## TASK DIRECTIONS
Pictures do not belong in your copy. Repeat all the other data exactly.

· · ·

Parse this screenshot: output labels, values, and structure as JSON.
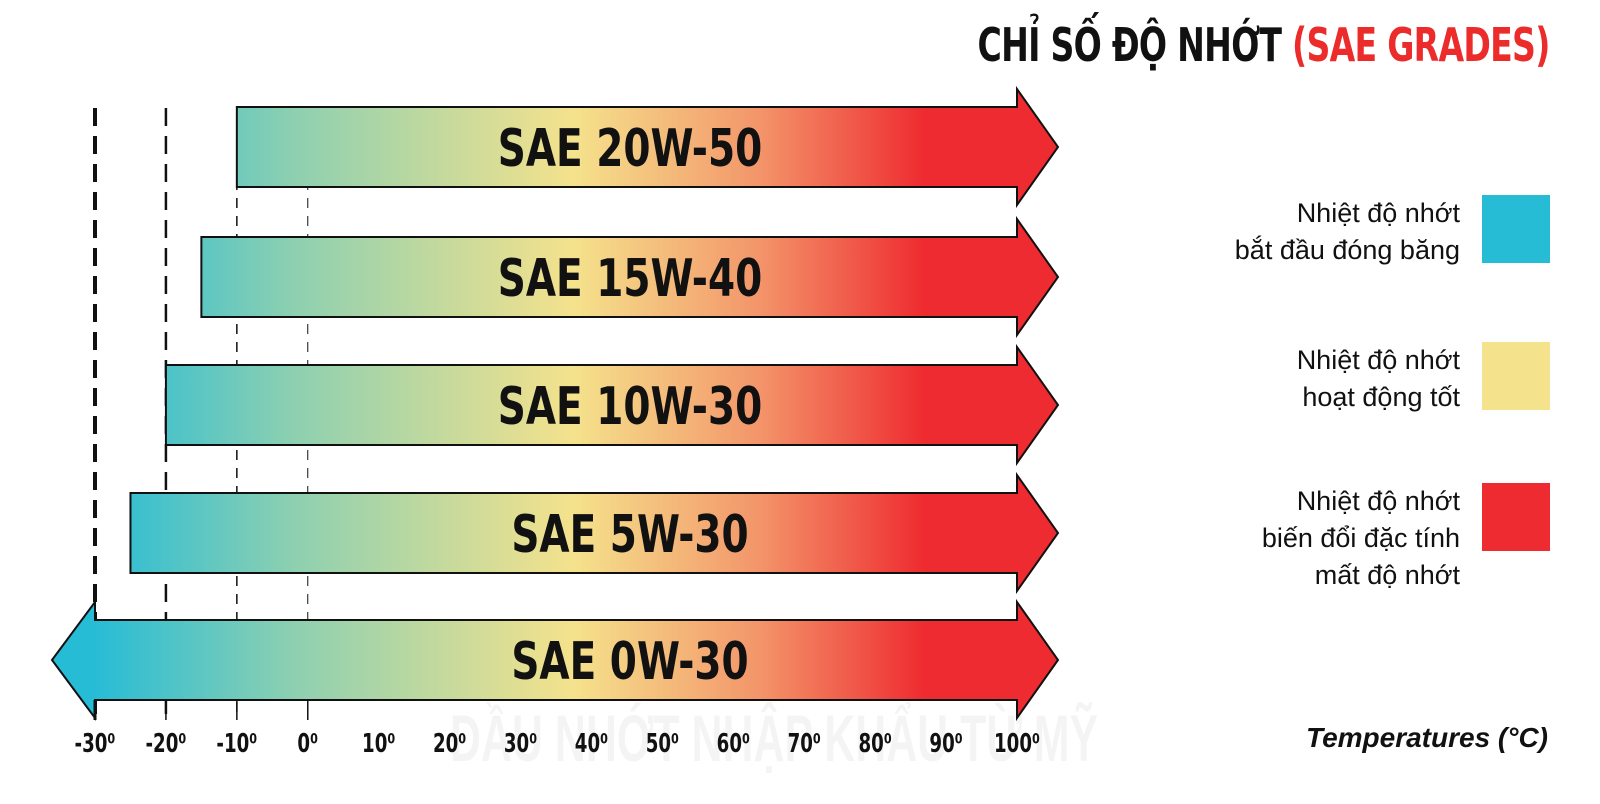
{
  "title": {
    "main": "CHỈ SỐ ĐỘ NHỚT",
    "highlight": "(SAE GRADES)"
  },
  "watermark": "ĐẦU NHỚT NHẬP KHẨU TỪ MỸ",
  "legend": [
    {
      "label": "Nhiệt độ nhớt\nbắt đầu đóng băng",
      "color": "#27bcd6"
    },
    {
      "label": "Nhiệt độ nhớt\nhoạt động tốt",
      "color": "#f5e28c"
    },
    {
      "label": "Nhiệt độ nhớt\nbiến đổi đặc tính\nmất độ nhớt",
      "color": "#ee2b30"
    }
  ],
  "chart_data": {
    "type": "bar",
    "orientation": "horizontal-range",
    "xlabel": "Temperatures (°C)",
    "xlim": [
      -30,
      100
    ],
    "x_ticks": [
      "-30⁰",
      "-20⁰",
      "-10⁰",
      "0⁰",
      "10⁰",
      "20⁰",
      "30⁰",
      "40⁰",
      "50⁰",
      "60⁰",
      "70⁰",
      "80⁰",
      "90⁰",
      "100⁰"
    ],
    "x_tick_values": [
      -30,
      -20,
      -10,
      0,
      10,
      20,
      30,
      40,
      50,
      60,
      70,
      80,
      90,
      100
    ],
    "reference_lines": [
      -30,
      -20,
      -10,
      0
    ],
    "bars": [
      {
        "label": "SAE 20W-50",
        "start": -10,
        "end": 100,
        "extends_below": false
      },
      {
        "label": "SAE 15W-40",
        "start": -15,
        "end": 100,
        "extends_below": false
      },
      {
        "label": "SAE 10W-30",
        "start": -20,
        "end": 100,
        "extends_below": false
      },
      {
        "label": "SAE 5W-30",
        "start": -25,
        "end": 100,
        "extends_below": false
      },
      {
        "label": "SAE 0W-30",
        "start": -30,
        "end": 100,
        "extends_below": true
      }
    ],
    "gradient": [
      "#27bcd6",
      "#f5e28c",
      "#ee2b30"
    ]
  }
}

· · ·

## OUTPUT OF THE TASK
Parse this screenshot: output labels, values, and structure as JSON.
{
  "title": {
    "main": "CHỈ SỐ ĐỘ NHỚT",
    "highlight": "(SAE GRADES)"
  },
  "watermark": "ĐẦU NHỚT NHẬP KHẨU TỪ MỸ",
  "legend": [
    {
      "label": "Nhiệt độ nhớt\nbắt đầu đóng băng",
      "color": "#27bcd6"
    },
    {
      "label": "Nhiệt độ nhớt\nhoạt động tốt",
      "color": "#f5e28c"
    },
    {
      "label": "Nhiệt độ nhớt\nbiến đổi đặc tính\nmất độ nhớt",
      "color": "#ee2b30"
    }
  ],
  "chart_data": {
    "type": "bar",
    "orientation": "horizontal-range",
    "xlabel": "Temperatures (°C)",
    "xlim": [
      -30,
      100
    ],
    "x_ticks": [
      "-30⁰",
      "-20⁰",
      "-10⁰",
      "0⁰",
      "10⁰",
      "20⁰",
      "30⁰",
      "40⁰",
      "50⁰",
      "60⁰",
      "70⁰",
      "80⁰",
      "90⁰",
      "100⁰"
    ],
    "x_tick_values": [
      -30,
      -20,
      -10,
      0,
      10,
      20,
      30,
      40,
      50,
      60,
      70,
      80,
      90,
      100
    ],
    "reference_lines": [
      -30,
      -20,
      -10,
      0
    ],
    "bars": [
      {
        "label": "SAE 20W-50",
        "start": -10,
        "end": 100,
        "extends_below": false
      },
      {
        "label": "SAE 15W-40",
        "start": -15,
        "end": 100,
        "extends_below": false
      },
      {
        "label": "SAE 10W-30",
        "start": -20,
        "end": 100,
        "extends_below": false
      },
      {
        "label": "SAE 5W-30",
        "start": -25,
        "end": 100,
        "extends_below": false
      },
      {
        "label": "SAE 0W-30",
        "start": -30,
        "end": 100,
        "extends_below": true
      }
    ],
    "gradient": [
      "#27bcd6",
      "#f5e28c",
      "#ee2b30"
    ]
  }
}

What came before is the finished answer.